--- PROBLEM DESCRIPTION ---
Write the listing out again, all of it, word for word.

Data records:

******************************

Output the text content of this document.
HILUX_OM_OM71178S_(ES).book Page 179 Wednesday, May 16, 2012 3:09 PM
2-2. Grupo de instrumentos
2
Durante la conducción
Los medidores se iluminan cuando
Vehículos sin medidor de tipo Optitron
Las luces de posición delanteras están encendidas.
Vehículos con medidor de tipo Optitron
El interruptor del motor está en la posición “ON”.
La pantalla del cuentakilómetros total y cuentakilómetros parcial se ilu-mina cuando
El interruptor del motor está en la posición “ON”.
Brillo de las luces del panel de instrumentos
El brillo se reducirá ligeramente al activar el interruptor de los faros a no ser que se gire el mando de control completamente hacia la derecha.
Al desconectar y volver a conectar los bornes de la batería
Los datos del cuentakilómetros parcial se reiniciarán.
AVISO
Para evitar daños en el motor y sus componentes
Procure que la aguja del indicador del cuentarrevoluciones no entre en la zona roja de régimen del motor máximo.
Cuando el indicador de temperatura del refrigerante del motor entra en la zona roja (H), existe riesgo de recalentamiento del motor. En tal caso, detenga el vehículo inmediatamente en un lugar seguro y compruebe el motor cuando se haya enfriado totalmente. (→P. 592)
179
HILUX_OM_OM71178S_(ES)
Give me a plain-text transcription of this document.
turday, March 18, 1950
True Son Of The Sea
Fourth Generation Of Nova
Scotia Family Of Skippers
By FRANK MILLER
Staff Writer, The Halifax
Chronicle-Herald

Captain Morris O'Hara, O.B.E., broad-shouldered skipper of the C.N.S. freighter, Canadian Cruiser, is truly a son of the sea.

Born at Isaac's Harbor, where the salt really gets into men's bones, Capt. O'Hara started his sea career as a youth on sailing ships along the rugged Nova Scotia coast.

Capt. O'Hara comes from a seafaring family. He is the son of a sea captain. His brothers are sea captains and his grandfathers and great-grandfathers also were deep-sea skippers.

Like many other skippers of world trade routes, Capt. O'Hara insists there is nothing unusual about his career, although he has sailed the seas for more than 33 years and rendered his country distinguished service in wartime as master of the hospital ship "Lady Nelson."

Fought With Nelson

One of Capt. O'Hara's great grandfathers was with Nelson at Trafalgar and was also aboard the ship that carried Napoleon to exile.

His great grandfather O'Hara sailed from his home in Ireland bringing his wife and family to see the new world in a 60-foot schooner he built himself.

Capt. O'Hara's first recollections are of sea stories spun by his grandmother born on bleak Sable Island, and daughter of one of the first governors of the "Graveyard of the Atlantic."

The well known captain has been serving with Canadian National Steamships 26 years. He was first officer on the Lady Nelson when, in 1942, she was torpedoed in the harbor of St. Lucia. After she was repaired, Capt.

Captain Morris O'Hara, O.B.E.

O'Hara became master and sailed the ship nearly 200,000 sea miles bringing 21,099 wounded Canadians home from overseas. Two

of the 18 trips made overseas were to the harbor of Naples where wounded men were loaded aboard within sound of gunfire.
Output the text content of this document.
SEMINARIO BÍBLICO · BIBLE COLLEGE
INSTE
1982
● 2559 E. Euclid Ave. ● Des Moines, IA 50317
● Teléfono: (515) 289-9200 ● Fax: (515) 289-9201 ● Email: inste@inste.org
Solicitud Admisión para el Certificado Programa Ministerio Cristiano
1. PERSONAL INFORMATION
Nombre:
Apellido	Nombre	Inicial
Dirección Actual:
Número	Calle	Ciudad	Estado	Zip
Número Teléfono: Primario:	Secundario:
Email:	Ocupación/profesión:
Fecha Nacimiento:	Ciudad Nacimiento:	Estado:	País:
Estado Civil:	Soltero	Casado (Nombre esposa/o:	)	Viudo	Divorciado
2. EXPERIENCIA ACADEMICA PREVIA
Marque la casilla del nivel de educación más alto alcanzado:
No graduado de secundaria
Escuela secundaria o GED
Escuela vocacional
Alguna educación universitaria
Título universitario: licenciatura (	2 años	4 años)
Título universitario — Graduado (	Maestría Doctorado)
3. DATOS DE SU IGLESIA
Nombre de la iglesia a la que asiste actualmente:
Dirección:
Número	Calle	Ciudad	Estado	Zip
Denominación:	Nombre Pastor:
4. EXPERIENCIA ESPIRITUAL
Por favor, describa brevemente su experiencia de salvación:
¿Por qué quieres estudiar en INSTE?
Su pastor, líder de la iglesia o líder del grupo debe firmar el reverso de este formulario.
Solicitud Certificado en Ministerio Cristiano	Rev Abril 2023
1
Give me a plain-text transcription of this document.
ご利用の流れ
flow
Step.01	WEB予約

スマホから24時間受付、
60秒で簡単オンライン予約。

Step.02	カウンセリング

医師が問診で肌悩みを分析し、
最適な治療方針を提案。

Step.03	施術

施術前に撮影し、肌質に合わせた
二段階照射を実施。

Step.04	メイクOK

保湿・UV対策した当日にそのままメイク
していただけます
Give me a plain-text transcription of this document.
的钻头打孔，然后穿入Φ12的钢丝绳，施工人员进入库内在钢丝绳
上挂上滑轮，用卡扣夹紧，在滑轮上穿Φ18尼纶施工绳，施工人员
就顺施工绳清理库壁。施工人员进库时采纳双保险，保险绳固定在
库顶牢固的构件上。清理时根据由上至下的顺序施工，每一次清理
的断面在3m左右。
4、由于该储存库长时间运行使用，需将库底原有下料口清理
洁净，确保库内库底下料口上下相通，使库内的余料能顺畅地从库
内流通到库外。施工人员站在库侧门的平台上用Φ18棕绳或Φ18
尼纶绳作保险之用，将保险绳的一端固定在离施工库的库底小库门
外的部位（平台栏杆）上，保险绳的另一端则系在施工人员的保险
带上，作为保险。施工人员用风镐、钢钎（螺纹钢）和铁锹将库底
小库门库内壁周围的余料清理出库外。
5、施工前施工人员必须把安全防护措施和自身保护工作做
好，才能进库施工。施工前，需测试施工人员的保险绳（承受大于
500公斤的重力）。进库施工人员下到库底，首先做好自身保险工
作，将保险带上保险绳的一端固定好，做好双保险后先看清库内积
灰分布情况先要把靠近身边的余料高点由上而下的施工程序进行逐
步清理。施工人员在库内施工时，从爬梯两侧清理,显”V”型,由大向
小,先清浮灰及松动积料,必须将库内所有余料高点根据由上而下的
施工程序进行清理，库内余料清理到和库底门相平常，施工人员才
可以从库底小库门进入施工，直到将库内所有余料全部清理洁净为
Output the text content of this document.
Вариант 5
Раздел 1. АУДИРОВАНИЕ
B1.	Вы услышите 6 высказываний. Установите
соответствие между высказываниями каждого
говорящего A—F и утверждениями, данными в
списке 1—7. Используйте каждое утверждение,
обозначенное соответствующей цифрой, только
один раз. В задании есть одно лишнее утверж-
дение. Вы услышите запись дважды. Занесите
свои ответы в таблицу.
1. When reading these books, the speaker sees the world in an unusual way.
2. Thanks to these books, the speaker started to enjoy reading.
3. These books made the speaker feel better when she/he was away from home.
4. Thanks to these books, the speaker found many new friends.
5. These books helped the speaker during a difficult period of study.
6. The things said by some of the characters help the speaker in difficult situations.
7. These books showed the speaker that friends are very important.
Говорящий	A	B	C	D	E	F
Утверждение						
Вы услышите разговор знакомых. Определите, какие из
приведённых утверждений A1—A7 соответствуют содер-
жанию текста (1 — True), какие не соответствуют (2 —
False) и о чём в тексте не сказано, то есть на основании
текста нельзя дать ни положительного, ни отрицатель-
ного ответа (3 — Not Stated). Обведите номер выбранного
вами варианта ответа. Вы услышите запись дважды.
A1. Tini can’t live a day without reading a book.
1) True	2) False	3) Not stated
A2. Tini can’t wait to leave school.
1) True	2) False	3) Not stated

******************************

--- WRITTEN REPLY ---
Output the text content of this document.
HILUX_OM_OM71178S_(ES).book Page 179 Wednesday, May 16, 2012 3:09 PM
2-2. Grupo de instrumentos
2
Durante la conducción
Los medidores se iluminan cuando
Vehículos sin medidor de tipo Optitron
Las luces de posición delanteras están encendidas.
Vehículos con medidor de tipo Optitron
El interruptor del motor está en la posición “ON”.
La pantalla del cuentakilómetros total y cuentakilómetros parcial se ilu-mina cuando
El interruptor del motor está en la posición “ON”.
Brillo de las luces del panel de instrumentos
El brillo se reducirá ligeramente al activar el interruptor de los faros a no ser que se gire el mando de control completamente hacia la derecha.
Al desconectar y volver a conectar los bornes de la batería
Los datos del cuentakilómetros parcial se reiniciarán.
AVISO
Para evitar daños en el motor y sus componentes
Procure que la aguja del indicador del cuentarrevoluciones no entre en la zona roja de régimen del motor máximo.
Cuando el indicador de temperatura del refrigerante del motor entra en la zona roja (H), existe riesgo de recalentamiento del motor. En tal caso, detenga el vehículo inmediatamente en un lugar seguro y compruebe el motor cuando se haya enfriado totalmente. (→P. 592)
179
HILUX_OM_OM71178S_(ES)
Give me a plain-text transcription of this document.
turday, March 18, 1950
True Son Of The Sea
Fourth Generation Of Nova
Scotia Family Of Skippers
By FRANK MILLER
Staff Writer, The Halifax
Chronicle-Herald

Captain Morris O'Hara, O.B.E., broad-shouldered skipper of the C.N.S. freighter, Canadian Cruiser, is truly a son of the sea.

Born at Isaac's Harbor, where the salt really gets into men's bones, Capt. O'Hara started his sea career as a youth on sailing ships along the rugged Nova Scotia coast.

Capt. O'Hara comes from a seafaring family. He is the son of a sea captain. His brothers are sea captains and his grandfathers and great-grandfathers also were deep-sea skippers.

Like many other skippers of world trade routes, Capt. O'Hara insists there is nothing unusual about his career, although he has sailed the seas for more than 33 years and rendered his country distinguished service in wartime as master of the hospital ship "Lady Nelson."

Fought With Nelson

One of Capt. O'Hara's great grandfathers was with Nelson at Trafalgar and was also aboard the ship that carried Napoleon to exile.

His great grandfather O'Hara sailed from his home in Ireland bringing his wife and family to see the new world in a 60-foot schooner he built himself.

Capt. O'Hara's first recollections are of sea stories spun by his grandmother born on bleak Sable Island, and daughter of one of the first governors of the "Graveyard of the Atlantic."

The well known captain has been serving with Canadian National Steamships 26 years. He was first officer on the Lady Nelson when, in 1942, she was torpedoed in the harbor of St. Lucia. After she was repaired, Capt.

Captain Morris O'Hara, O.B.E.

O'Hara became master and sailed the ship nearly 200,000 sea miles bringing 21,099 wounded Canadians home from overseas. Two

of the 18 trips made overseas were to the harbor of Naples where wounded men were loaded aboard within sound of gunfire.
Output the text content of this document.
SEMINARIO BÍBLICO · BIBLE COLLEGE
INSTE
1982
● 2559 E. Euclid Ave. ● Des Moines, IA 50317
● Teléfono: (515) 289-9200 ● Fax: (515) 289-9201 ● Email: inste@inste.org
Solicitud Admisión para el Certificado Programa Ministerio Cristiano
1. PERSONAL INFORMATION
Nombre:
Apellido	Nombre	Inicial
Dirección Actual:
Número	Calle	Ciudad	Estado	Zip
Número Teléfono: Primario:	Secundario:
Email:	Ocupación/profesión:
Fecha Nacimiento:	Ciudad Nacimiento:	Estado:	País:
Estado Civil:	Soltero	Casado (Nombre esposa/o:	)	Viudo	Divorciado
2. EXPERIENCIA ACADEMICA PREVIA
Marque la casilla del nivel de educación más alto alcanzado:
No graduado de secundaria
Escuela secundaria o GED
Escuela vocacional
Alguna educación universitaria
Título universitario: licenciatura (	2 años	4 años)
Título universitario — Graduado (	Maestría Doctorado)
3. DATOS DE SU IGLESIA
Nombre de la iglesia a la que asiste actualmente:
Dirección:
Número	Calle	Ciudad	Estado	Zip
Denominación:	Nombre Pastor:
4. EXPERIENCIA ESPIRITUAL
Por favor, describa brevemente su experiencia de salvación:
¿Por qué quieres estudiar en INSTE?
Su pastor, líder de la iglesia o líder del grupo debe firmar el reverso de este formulario.
Solicitud Certificado en Ministerio Cristiano	Rev Abril 2023
1
Give me a plain-text transcription of this document.
ご利用の流れ
flow
Step.01	WEB予約

スマホから24時間受付、
60秒で簡単オンライン予約。

Step.02	カウンセリング

医師が問診で肌悩みを分析し、
最適な治療方針を提案。

Step.03	施術

施術前に撮影し、肌質に合わせた
二段階照射を実施。

Step.04	メイクOK

保湿・UV対策した当日にそのままメイク
していただけます
Give me a plain-text transcription of this document.
的钻头打孔，然后穿入Φ12的钢丝绳，施工人员进入库内在钢丝绳
上挂上滑轮，用卡扣夹紧，在滑轮上穿Φ18尼纶施工绳，施工人员
就顺施工绳清理库壁。施工人员进库时采纳双保险，保险绳固定在
库顶牢固的构件上。清理时根据由上至下的顺序施工，每一次清理
的断面在3m左右。
4、由于该储存库长时间运行使用，需将库底原有下料口清理
洁净，确保库内库底下料口上下相通，使库内的余料能顺畅地从库
内流通到库外。施工人员站在库侧门的平台上用Φ18棕绳或Φ18
尼纶绳作保险之用，将保险绳的一端固定在离施工库的库底小库门
外的部位（平台栏杆）上，保险绳的另一端则系在施工人员的保险
带上，作为保险。施工人员用风镐、钢钎（螺纹钢）和铁锹将库底
小库门库内壁周围的余料清理出库外。
5、施工前施工人员必须把安全防护措施和自身保护工作做
好，才能进库施工。施工前，需测试施工人员的保险绳（承受大于
500公斤的重力）。进库施工人员下到库底，首先做好自身保险工
作，将保险带上保险绳的一端固定好，做好双保险后先看清库内积
灰分布情况先要把靠近身边的余料高点由上而下的施工程序进行逐
步清理。施工人员在库内施工时，从爬梯两侧清理,显”V”型,由大向
小,先清浮灰及松动积料,必须将库内所有余料高点根据由上而下的
施工程序进行清理，库内余料清理到和库底门相平常，施工人员才
可以从库底小库门进入施工，直到将库内所有余料全部清理洁净为
Output the text content of this document.
Вариант 5
Раздел 1. АУДИРОВАНИЕ
B1.	Вы услышите 6 высказываний. Установите
соответствие между высказываниями каждого
говорящего A—F и утверждениями, данными в
списке 1—7. Используйте каждое утверждение,
обозначенное соответствующей цифрой, только
один раз. В задании есть одно лишнее утверж-
дение. Вы услышите запись дважды. Занесите
свои ответы в таблицу.
1. When reading these books, the speaker sees the world in an unusual way.
2. Thanks to these books, the speaker started to enjoy reading.
3. These books made the speaker feel better when she/he was away from home.
4. Thanks to these books, the speaker found many new friends.
5. These books helped the speaker during a difficult period of study.
6. The things said by some of the characters help the speaker in difficult situations.
7. These books showed the speaker that friends are very important.
Говорящий	A	B	C	D	E	F
Утверждение						
Вы услышите разговор знакомых. Определите, какие из
приведённых утверждений A1—A7 соответствуют содер-
жанию текста (1 — True), какие не соответствуют (2 —
False) и о чём в тексте не сказано, то есть на основании
текста нельзя дать ни положительного, ни отрицатель-
ного ответа (3 — Not Stated). Обведите номер выбранного
вами варианта ответа. Вы услышите запись дважды.
A1. Tini can’t live a day without reading a book.
1) True	2) False	3) Not stated
A2. Tini can’t wait to leave school.
1) True	2) False	3) Not stated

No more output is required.